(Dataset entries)
☆ ☆ ☆

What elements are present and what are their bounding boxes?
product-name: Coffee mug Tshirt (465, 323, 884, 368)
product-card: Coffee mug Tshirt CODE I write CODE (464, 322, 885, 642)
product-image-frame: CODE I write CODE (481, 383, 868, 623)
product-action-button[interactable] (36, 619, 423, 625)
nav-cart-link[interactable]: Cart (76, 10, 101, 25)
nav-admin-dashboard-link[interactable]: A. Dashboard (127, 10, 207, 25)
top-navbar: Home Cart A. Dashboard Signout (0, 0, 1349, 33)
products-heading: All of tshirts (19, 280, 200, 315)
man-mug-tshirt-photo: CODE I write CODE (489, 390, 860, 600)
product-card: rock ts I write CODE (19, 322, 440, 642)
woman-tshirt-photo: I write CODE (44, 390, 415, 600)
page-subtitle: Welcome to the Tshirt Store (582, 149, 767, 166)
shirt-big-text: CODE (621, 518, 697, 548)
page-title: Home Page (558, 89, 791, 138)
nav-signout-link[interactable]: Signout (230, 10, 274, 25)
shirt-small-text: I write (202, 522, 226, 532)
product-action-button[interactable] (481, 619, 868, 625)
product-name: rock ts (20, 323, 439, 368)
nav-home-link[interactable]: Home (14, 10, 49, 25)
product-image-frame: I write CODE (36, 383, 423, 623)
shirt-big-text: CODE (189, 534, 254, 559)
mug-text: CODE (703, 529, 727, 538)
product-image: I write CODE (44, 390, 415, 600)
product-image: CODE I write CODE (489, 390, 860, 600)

☆ ☆ ☆

*EXERCISE BRIEF*.
Which lines in the items above contain the string "link"? Pick out and copy each of those lines, matching case exactly.

*FINISHED ANSWER*.
nav-cart-link[interactable]: Cart (76, 10, 101, 25)
nav-admin-dashboard-link[interactable]: A. Dashboard (127, 10, 207, 25)
nav-signout-link[interactable]: Signout (230, 10, 274, 25)
nav-home-link[interactable]: Home (14, 10, 49, 25)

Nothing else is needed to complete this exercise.